(Collected data entries)
•••

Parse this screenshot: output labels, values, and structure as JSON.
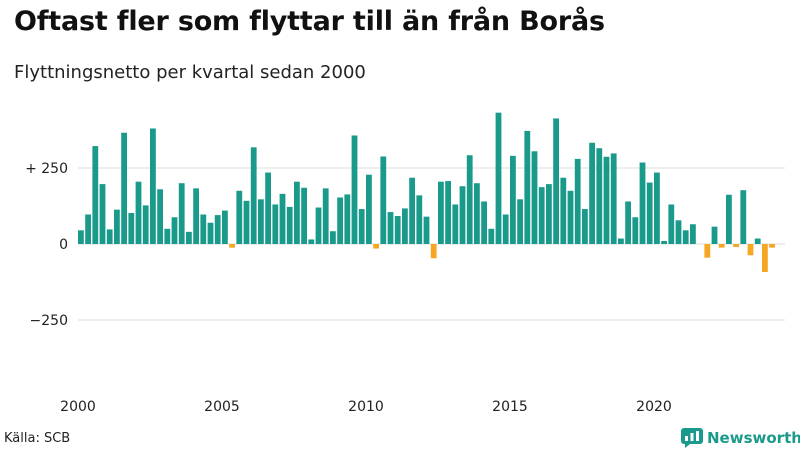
{
  "title": "Oftast fler som flyttar till än från Borås",
  "subtitle": "Flyttningsnetto per kvartal sedan 2000",
  "source": "Källa: SCB",
  "brand": {
    "name": "Newsworthy",
    "logo_icon": "newsworthy-logo-icon"
  },
  "colors": {
    "positive": "#1a9a8a",
    "negative": "#f5a623",
    "grid": "#dddddd"
  },
  "chart_data": {
    "type": "bar",
    "x_start": "2000 Q1",
    "x_ticks": [
      "2000",
      "2005",
      "2010",
      "2015",
      "2020"
    ],
    "y_ticks": [
      "+ 250",
      "0",
      "−250"
    ],
    "y_tick_values": [
      250,
      0,
      -250
    ],
    "ylim": [
      -500,
      450
    ],
    "grid": true,
    "values": [
      45,
      97,
      322,
      197,
      48,
      113,
      366,
      102,
      205,
      127,
      380,
      180,
      50,
      88,
      200,
      40,
      183,
      97,
      70,
      95,
      110,
      -12,
      175,
      142,
      318,
      147,
      235,
      130,
      165,
      122,
      205,
      185,
      15,
      120,
      183,
      42,
      153,
      163,
      357,
      115,
      228,
      -15,
      288,
      105,
      92,
      117,
      218,
      160,
      90,
      -47,
      205,
      207,
      130,
      190,
      292,
      200,
      140,
      50,
      432,
      97,
      290,
      147,
      372,
      305,
      187,
      197,
      413,
      218,
      175,
      280,
      115,
      333,
      315,
      287,
      298,
      18,
      140,
      88,
      268,
      202,
      235,
      10,
      130,
      78,
      45,
      65,
      0,
      -45,
      57,
      -12,
      162,
      -10,
      177,
      -37,
      18,
      -92,
      -12
    ]
  }
}
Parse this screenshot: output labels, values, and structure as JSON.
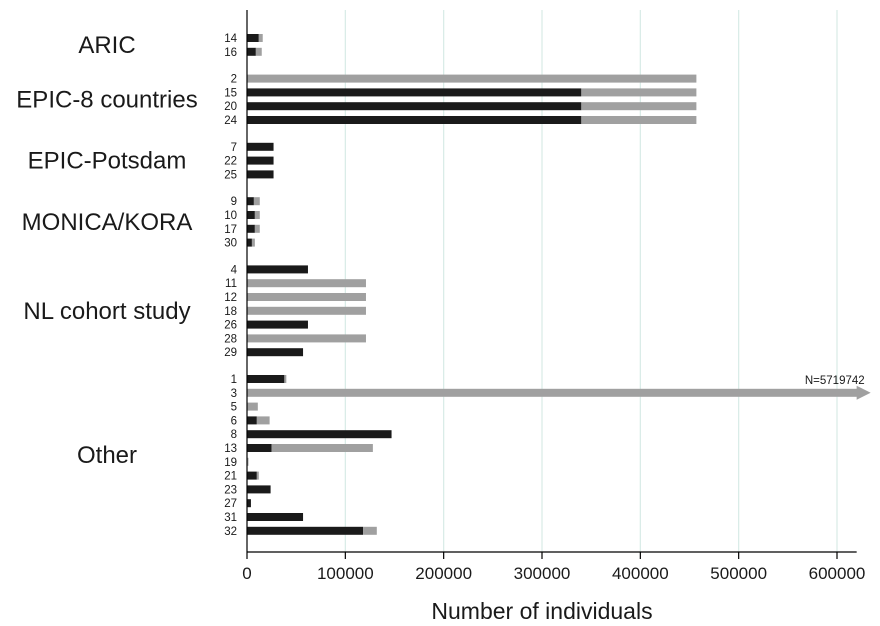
{
  "chart_data": {
    "type": "bar",
    "orientation": "horizontal",
    "xlabel": "Number of individuals",
    "xlim": [
      0,
      620000
    ],
    "xticks": [
      0,
      100000,
      200000,
      300000,
      400000,
      500000,
      600000
    ],
    "xtick_labels": [
      "0",
      "100000",
      "200000",
      "300000",
      "400000",
      "500000",
      "600000"
    ],
    "grid": "vertical",
    "stacked": true,
    "colors": {
      "dark": "#1a1a1a",
      "light": "#a0a0a0",
      "grid": "#d8ebe6",
      "axis": "#000000"
    },
    "groups": [
      {
        "name": "ARIC",
        "rows": [
          {
            "label": "14",
            "dark": 12000,
            "light": 4000
          },
          {
            "label": "16",
            "dark": 9000,
            "light": 6000
          }
        ]
      },
      {
        "name": "EPIC-8 countries",
        "rows": [
          {
            "label": "2",
            "dark": 0,
            "light": 457000
          },
          {
            "label": "15",
            "dark": 340000,
            "light": 117000
          },
          {
            "label": "20",
            "dark": 340000,
            "light": 117000
          },
          {
            "label": "24",
            "dark": 340000,
            "light": 117000
          }
        ]
      },
      {
        "name": "EPIC-Potsdam",
        "rows": [
          {
            "label": "7",
            "dark": 27000,
            "light": 0
          },
          {
            "label": "22",
            "dark": 27000,
            "light": 0
          },
          {
            "label": "25",
            "dark": 27000,
            "light": 0
          }
        ]
      },
      {
        "name": "MONICA/KORA",
        "rows": [
          {
            "label": "9",
            "dark": 7000,
            "light": 6000
          },
          {
            "label": "10",
            "dark": 8000,
            "light": 5000
          },
          {
            "label": "17",
            "dark": 8000,
            "light": 5000
          },
          {
            "label": "30",
            "dark": 5000,
            "light": 3000
          }
        ]
      },
      {
        "name": "NL cohort study",
        "rows": [
          {
            "label": "4",
            "dark": 62000,
            "light": 0
          },
          {
            "label": "11",
            "dark": 0,
            "light": 121000
          },
          {
            "label": "12",
            "dark": 0,
            "light": 121000
          },
          {
            "label": "18",
            "dark": 0,
            "light": 121000
          },
          {
            "label": "26",
            "dark": 62000,
            "light": 0
          },
          {
            "label": "28",
            "dark": 0,
            "light": 121000
          },
          {
            "label": "29",
            "dark": 57000,
            "light": 0
          }
        ]
      },
      {
        "name": "Other",
        "rows": [
          {
            "label": "1",
            "dark": 38000,
            "light": 2000
          },
          {
            "label": "3",
            "dark": 0,
            "light": 5719742,
            "truncated": true,
            "annotation": "N=5719742"
          },
          {
            "label": "5",
            "dark": 0,
            "light": 11000
          },
          {
            "label": "6",
            "dark": 10000,
            "light": 13000
          },
          {
            "label": "8",
            "dark": 147000,
            "light": 0
          },
          {
            "label": "13",
            "dark": 25000,
            "light": 103000
          },
          {
            "label": "19",
            "dark": 0,
            "light": 1500
          },
          {
            "label": "21",
            "dark": 10000,
            "light": 2000
          },
          {
            "label": "23",
            "dark": 24000,
            "light": 0
          },
          {
            "label": "27",
            "dark": 4000,
            "light": 0
          },
          {
            "label": "31",
            "dark": 57000,
            "light": 0
          },
          {
            "label": "32",
            "dark": 118000,
            "light": 14000
          }
        ]
      }
    ]
  }
}
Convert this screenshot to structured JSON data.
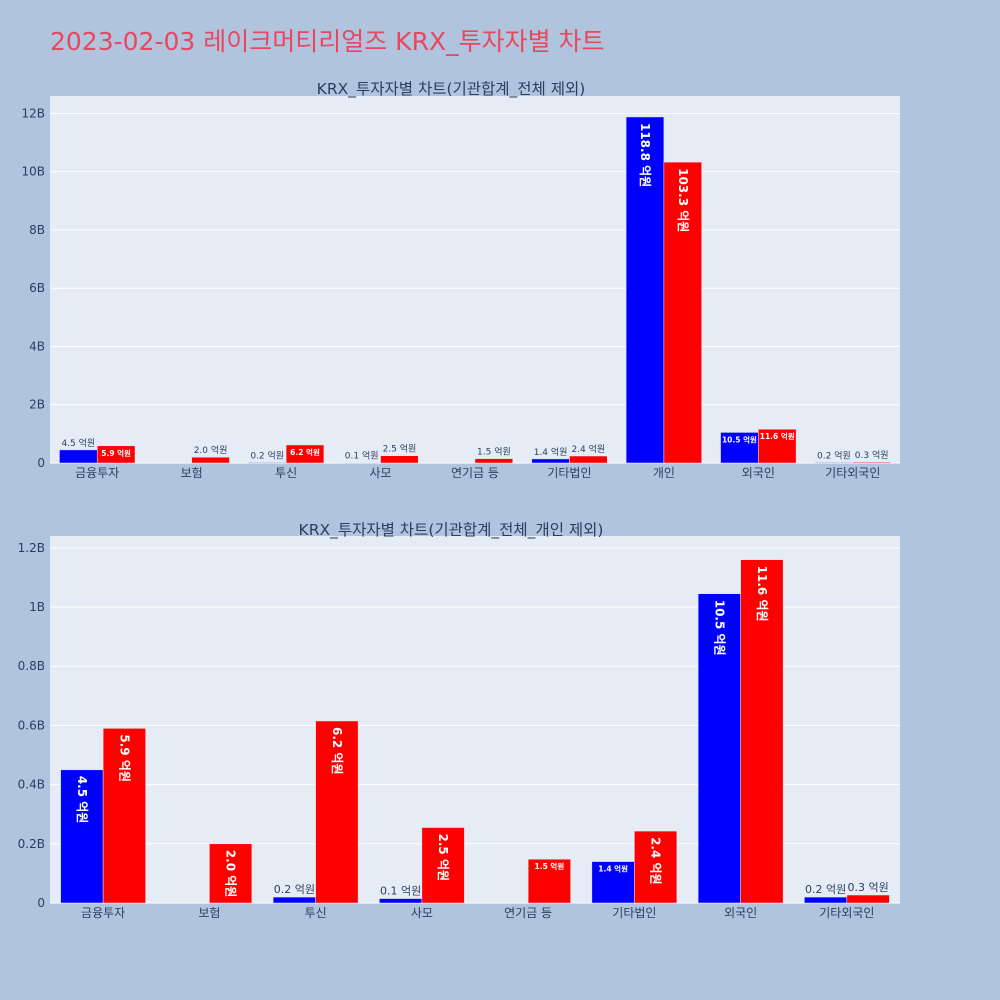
{
  "page_title": "2023-02-03 레이크머티리얼즈 KRX_투자자별 차트",
  "colors": {
    "buy": "#0000ff",
    "sell": "#ff0000",
    "title": "#e8475f",
    "plot_bg": "#e5ecf6",
    "page_bg": "#b0c4de",
    "text": "#2a3f5f"
  },
  "chart_data": [
    {
      "type": "bar",
      "title": "KRX_투자자별 차트(기관합계_전체 제외)",
      "categories": [
        "금융투자",
        "보험",
        "투신",
        "사모",
        "연기금 등",
        "기타법인",
        "개인",
        "외국인",
        "기타외국인"
      ],
      "ylim": [
        0,
        12.6
      ],
      "yticks": [
        0,
        2,
        4,
        6,
        8,
        10,
        12
      ],
      "ytick_labels": [
        "0",
        "2B",
        "4B",
        "6B",
        "8B",
        "10B",
        "12B"
      ],
      "grid": true,
      "series": [
        {
          "color": "#0000ff",
          "values": [
            0.45,
            0,
            0.02,
            0.01,
            0,
            0.14,
            11.88,
            1.05,
            0.02
          ],
          "labels": [
            "4.5 억원",
            "",
            "0.2 억원",
            "0.1 억원",
            "",
            "1.4 억원",
            "118.8 억원",
            "10.5 억원",
            "0.2 억원"
          ]
        },
        {
          "color": "#ff0000",
          "values": [
            0.59,
            0.2,
            0.62,
            0.25,
            0.15,
            0.24,
            10.33,
            1.16,
            0.03
          ],
          "labels": [
            "5.9 억원",
            "2.0 억원",
            "6.2 억원",
            "2.5 억원",
            "1.5 억원",
            "2.4 억원",
            "103.3 억원",
            "11.6 억원",
            "0.3 억원"
          ]
        }
      ]
    },
    {
      "type": "bar",
      "title": "KRX_투자자별 차트(기관합계_전체_개인 제외)",
      "categories": [
        "금융투자",
        "보험",
        "투신",
        "사모",
        "연기금 등",
        "기타법인",
        "외국인",
        "기타외국인"
      ],
      "ylim": [
        0,
        1.24
      ],
      "yticks": [
        0,
        0.2,
        0.4,
        0.6,
        0.8,
        1.0,
        1.2
      ],
      "ytick_labels": [
        "0",
        "0.2B",
        "0.4B",
        "0.6B",
        "0.8B",
        "1B",
        "1.2B"
      ],
      "grid": true,
      "series": [
        {
          "color": "#0000ff",
          "values": [
            0.45,
            0,
            0.02,
            0.015,
            0,
            0.14,
            1.045,
            0.02
          ],
          "labels": [
            "4.5 억원",
            "",
            "0.2 억원",
            "0.1 억원",
            "",
            "1.4 억원",
            "10.5 억원",
            "0.2 억원"
          ]
        },
        {
          "color": "#ff0000",
          "values": [
            0.59,
            0.2,
            0.615,
            0.255,
            0.148,
            0.243,
            1.16,
            0.027
          ],
          "labels": [
            "5.9 억원",
            "2.0 억원",
            "6.2 억원",
            "2.5 억원",
            "1.5 억원",
            "2.4 억원",
            "11.6 억원",
            "0.3 억원"
          ]
        }
      ]
    }
  ]
}
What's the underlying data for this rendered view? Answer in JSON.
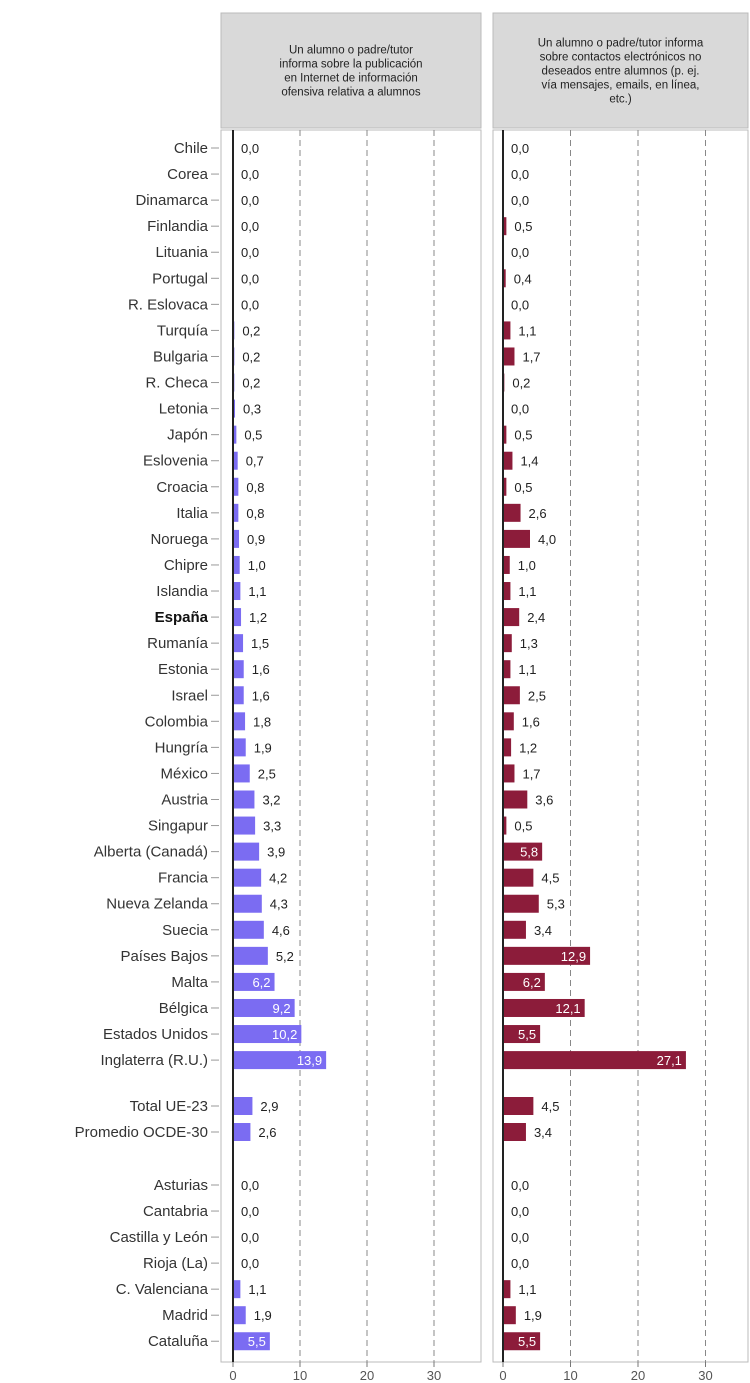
{
  "chart_data": {
    "type": "bar",
    "orientation": "horizontal",
    "categories": [
      "Chile",
      "Corea",
      "Dinamarca",
      "Finlandia",
      "Lituania",
      "Portugal",
      "R. Eslovaca",
      "Turquía",
      "Bulgaria",
      "R. Checa",
      "Letonia",
      "Japón",
      "Eslovenia",
      "Croacia",
      "Italia",
      "Noruega",
      "Chipre",
      "Islandia",
      "España",
      "Rumanía",
      "Estonia",
      "Israel",
      "Colombia",
      "Hungría",
      "México",
      "Austria",
      "Singapur",
      "Alberta (Canadá)",
      "Francia",
      "Nueva Zelanda",
      "Suecia",
      "Países Bajos",
      "Malta",
      "Bélgica",
      "Estados Unidos",
      "Inglaterra (R.U.)",
      "Total UE-23",
      "Promedio OCDE-30",
      "Asturias",
      "Cantabria",
      "Castilla y León",
      "Rioja (La)",
      "C. Valenciana",
      "Madrid",
      "Cataluña"
    ],
    "highlight_category": "España",
    "series": [
      {
        "header": "Un alumno o padre/tutor informa sobre la publicación en Internet de información ofensiva relativa a alumnos",
        "color": "#7b6cf2",
        "values": [
          0.0,
          0.0,
          0.0,
          0.0,
          0.0,
          0.0,
          0.0,
          0.2,
          0.2,
          0.2,
          0.3,
          0.5,
          0.7,
          0.8,
          0.8,
          0.9,
          1.0,
          1.1,
          1.2,
          1.5,
          1.6,
          1.6,
          1.8,
          1.9,
          2.5,
          3.2,
          3.3,
          3.9,
          4.2,
          4.3,
          4.6,
          5.2,
          6.2,
          9.2,
          10.2,
          13.9,
          2.9,
          2.6,
          0.0,
          0.0,
          0.0,
          0.0,
          1.1,
          1.9,
          5.5
        ],
        "labels": [
          "0,0",
          "0,0",
          "0,0",
          "0,0",
          "0,0",
          "0,0",
          "0,0",
          "0,2",
          "0,2",
          "0,2",
          "0,3",
          "0,5",
          "0,7",
          "0,8",
          "0,8",
          "0,9",
          "1,0",
          "1,1",
          "1,2",
          "1,5",
          "1,6",
          "1,6",
          "1,8",
          "1,9",
          "2,5",
          "3,2",
          "3,3",
          "3,9",
          "4,2",
          "4,3",
          "4,6",
          "5,2",
          "6,2",
          "9,2",
          "10,2",
          "13,9",
          "2,9",
          "2,6",
          "0,0",
          "0,0",
          "0,0",
          "0,0",
          "1,1",
          "1,9",
          "5,5"
        ]
      },
      {
        "header": "Un alumno o padre/tutor informa sobre contactos electrónicos no deseados entre alumnos (p. ej. vía mensajes, emails, en línea, etc.)",
        "color": "#8c1c3a",
        "values": [
          0.0,
          0.0,
          0.0,
          0.5,
          0.0,
          0.4,
          0.0,
          1.1,
          1.7,
          0.2,
          0.0,
          0.5,
          1.4,
          0.5,
          2.6,
          4.0,
          1.0,
          1.1,
          2.4,
          1.3,
          1.1,
          2.5,
          1.6,
          1.2,
          1.7,
          3.6,
          0.5,
          5.8,
          4.5,
          5.3,
          3.4,
          12.9,
          6.2,
          12.1,
          5.5,
          27.1,
          4.5,
          3.4,
          0.0,
          0.0,
          0.0,
          0.0,
          1.1,
          1.9,
          5.5
        ],
        "labels": [
          "0,0",
          "0,0",
          "0,0",
          "0,5",
          "0,0",
          "0,4",
          "0,0",
          "1,1",
          "1,7",
          "0,2",
          "0,0",
          "0,5",
          "1,4",
          "0,5",
          "2,6",
          "4,0",
          "1,0",
          "1,1",
          "2,4",
          "1,3",
          "1,1",
          "2,5",
          "1,6",
          "1,2",
          "1,7",
          "3,6",
          "0,5",
          "5,8",
          "4,5",
          "5,3",
          "3,4",
          "12,9",
          "6,2",
          "12,1",
          "5,5",
          "27,1",
          "4,5",
          "3,4",
          "0,0",
          "0,0",
          "0,0",
          "0,0",
          "1,1",
          "1,9",
          "5,5"
        ]
      }
    ],
    "xlim": [
      0,
      36
    ],
    "x_ticks": [
      0,
      10,
      20,
      30
    ],
    "x_tick_labels": [
      "0",
      "10",
      "20",
      "30"
    ],
    "grid": "vertical dashed at 10, 20, 30",
    "legend": "none (panel headers)"
  },
  "colors": {
    "header_bg": "#d9d9d9",
    "grid": "#888888",
    "axis": "#222222",
    "panel_border": "#bbbbbb"
  }
}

•••

## Problem statement
Copy the lines from the entries above in which the word "this" appears.

## In response
Parse this screenshot: output labels, values, and structure as JSON.
Parse this screenshot: output labels, values, and structure as JSON.
Convert this screenshot to structured JSON data.
What's the underlying data for this rendered view? Answer in JSON.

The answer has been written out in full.